WORK REQUIRED.
Find every line with the word "JSON". Copy those lines.

Items from a figure collection:
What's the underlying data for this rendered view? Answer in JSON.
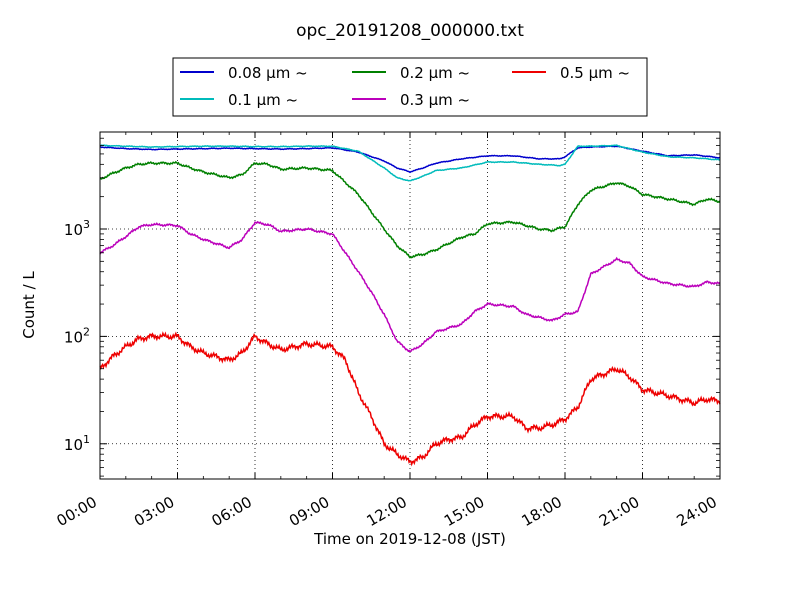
{
  "chart_data": {
    "type": "line",
    "title": "opc_20191208_000000.txt",
    "xlabel": "Time on 2019-12-08 (JST)",
    "ylabel": "Count / L",
    "xlim_hours": [
      0,
      24
    ],
    "ylim": [
      4.7,
      8000
    ],
    "yscale": "log",
    "grid": true,
    "legend_position": "top-center",
    "x_ticks": [
      {
        "hour": 0,
        "label": "00:00"
      },
      {
        "hour": 3,
        "label": "03:00"
      },
      {
        "hour": 6,
        "label": "06:00"
      },
      {
        "hour": 9,
        "label": "09:00"
      },
      {
        "hour": 12,
        "label": "12:00"
      },
      {
        "hour": 15,
        "label": "15:00"
      },
      {
        "hour": 18,
        "label": "18:00"
      },
      {
        "hour": 21,
        "label": "21:00"
      },
      {
        "hour": 24,
        "label": "24:00"
      }
    ],
    "y_ticks": [
      {
        "value": 10,
        "label_base": "10",
        "label_exp": "1"
      },
      {
        "value": 100,
        "label_base": "10",
        "label_exp": "2"
      },
      {
        "value": 1000,
        "label_base": "10",
        "label_exp": "3"
      }
    ],
    "series": [
      {
        "name": "0.08 μm ~",
        "color": "#0000cc",
        "x": [
          0,
          1,
          2,
          3,
          4,
          5,
          6,
          7,
          8,
          9,
          10,
          11,
          11.5,
          12,
          12.5,
          13,
          14,
          15,
          16,
          17,
          17.8,
          18,
          18.5,
          19,
          20,
          21,
          22,
          23,
          24
        ],
        "y": [
          5800,
          5600,
          5500,
          5550,
          5600,
          5650,
          5600,
          5550,
          5600,
          5700,
          5200,
          4300,
          3700,
          3400,
          3700,
          4100,
          4500,
          4800,
          4800,
          4500,
          4500,
          4700,
          5700,
          5800,
          5900,
          5300,
          4800,
          4900,
          4600
        ]
      },
      {
        "name": "0.1 μm ~",
        "color": "#00bbbb",
        "x": [
          0,
          1,
          2,
          3,
          4,
          5,
          6,
          7,
          8,
          9,
          10,
          11,
          11.5,
          12,
          12.5,
          13,
          14,
          15,
          16,
          17,
          17.8,
          18,
          18.5,
          19,
          20,
          21,
          22,
          23,
          24
        ],
        "y": [
          6000,
          5900,
          5800,
          5850,
          5900,
          5900,
          5850,
          5850,
          5900,
          5900,
          5300,
          3700,
          3000,
          2800,
          3100,
          3500,
          3700,
          4200,
          4200,
          4000,
          3900,
          4000,
          5900,
          5900,
          6000,
          5200,
          4700,
          4600,
          4400
        ]
      },
      {
        "name": "0.2 μm ~",
        "color": "#008000",
        "x": [
          0,
          0.5,
          1,
          1.5,
          2,
          3,
          3.5,
          4,
          5,
          5.5,
          6,
          6.5,
          7,
          8,
          9,
          10,
          11,
          11.5,
          12,
          12.5,
          13,
          14,
          14.5,
          15,
          16,
          17,
          17.5,
          18,
          18.5,
          19,
          20,
          20.5,
          21,
          22,
          23,
          23.5,
          24
        ],
        "y": [
          2900,
          3300,
          3700,
          4000,
          4100,
          4100,
          3700,
          3400,
          3000,
          3200,
          4100,
          4000,
          3600,
          3700,
          3500,
          2100,
          1000,
          700,
          550,
          580,
          640,
          840,
          900,
          1120,
          1160,
          1000,
          970,
          1050,
          1700,
          2300,
          2700,
          2500,
          2100,
          1900,
          1700,
          1900,
          1800
        ]
      },
      {
        "name": "0.3 μm ~",
        "color": "#bb00bb",
        "x": [
          0,
          0.5,
          1,
          1.5,
          2,
          3,
          3.5,
          4,
          5,
          5.5,
          6,
          6.5,
          7,
          8,
          9,
          10,
          10.5,
          11,
          11.5,
          12,
          12.5,
          13,
          14,
          14.5,
          15,
          16,
          16.5,
          17,
          17.5,
          18,
          18.5,
          19,
          20,
          20.5,
          21,
          22,
          23,
          23.5,
          24
        ],
        "y": [
          600,
          700,
          850,
          1050,
          1100,
          1080,
          900,
          800,
          670,
          800,
          1150,
          1100,
          950,
          1000,
          900,
          400,
          260,
          160,
          90,
          72,
          85,
          110,
          130,
          170,
          200,
          190,
          160,
          150,
          140,
          160,
          170,
          380,
          520,
          480,
          360,
          310,
          290,
          320,
          310
        ]
      },
      {
        "name": "0.5 μm ~",
        "color": "#ee0000",
        "x": [
          0,
          0.5,
          1,
          1.5,
          2,
          3,
          3.5,
          4,
          5,
          5.5,
          6,
          6.5,
          7,
          8,
          9,
          9.5,
          10,
          10.5,
          11,
          11.5,
          12,
          12.5,
          13,
          13.5,
          14,
          14.5,
          15,
          16,
          16.5,
          17,
          17.5,
          18,
          18.5,
          19,
          20,
          20.5,
          21,
          22,
          23,
          23.5,
          24
        ],
        "y": [
          50,
          65,
          80,
          95,
          100,
          100,
          80,
          70,
          60,
          70,
          100,
          85,
          75,
          85,
          80,
          60,
          30,
          18,
          10,
          8,
          6.8,
          7.5,
          10,
          11,
          11.5,
          15,
          18,
          18,
          14,
          14,
          15,
          17,
          22,
          40,
          50,
          42,
          32,
          28,
          24,
          26,
          25
        ]
      }
    ]
  }
}
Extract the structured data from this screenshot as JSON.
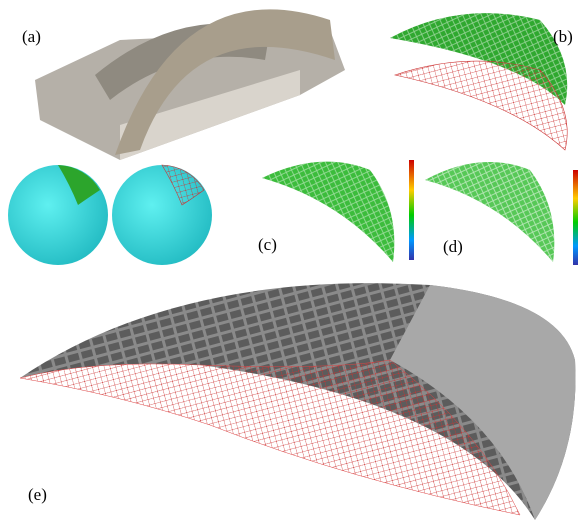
{
  "panels": [
    {
      "label": "(a)"
    },
    {
      "label": "(b)"
    },
    {
      "label": "(c)"
    },
    {
      "label": "(d)"
    },
    {
      "label": "(e)"
    }
  ]
}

TASK RESULT.
What's the underlying data for this rendered view? Answer in JSON.
Extract the structured data from this screenshot as JSON.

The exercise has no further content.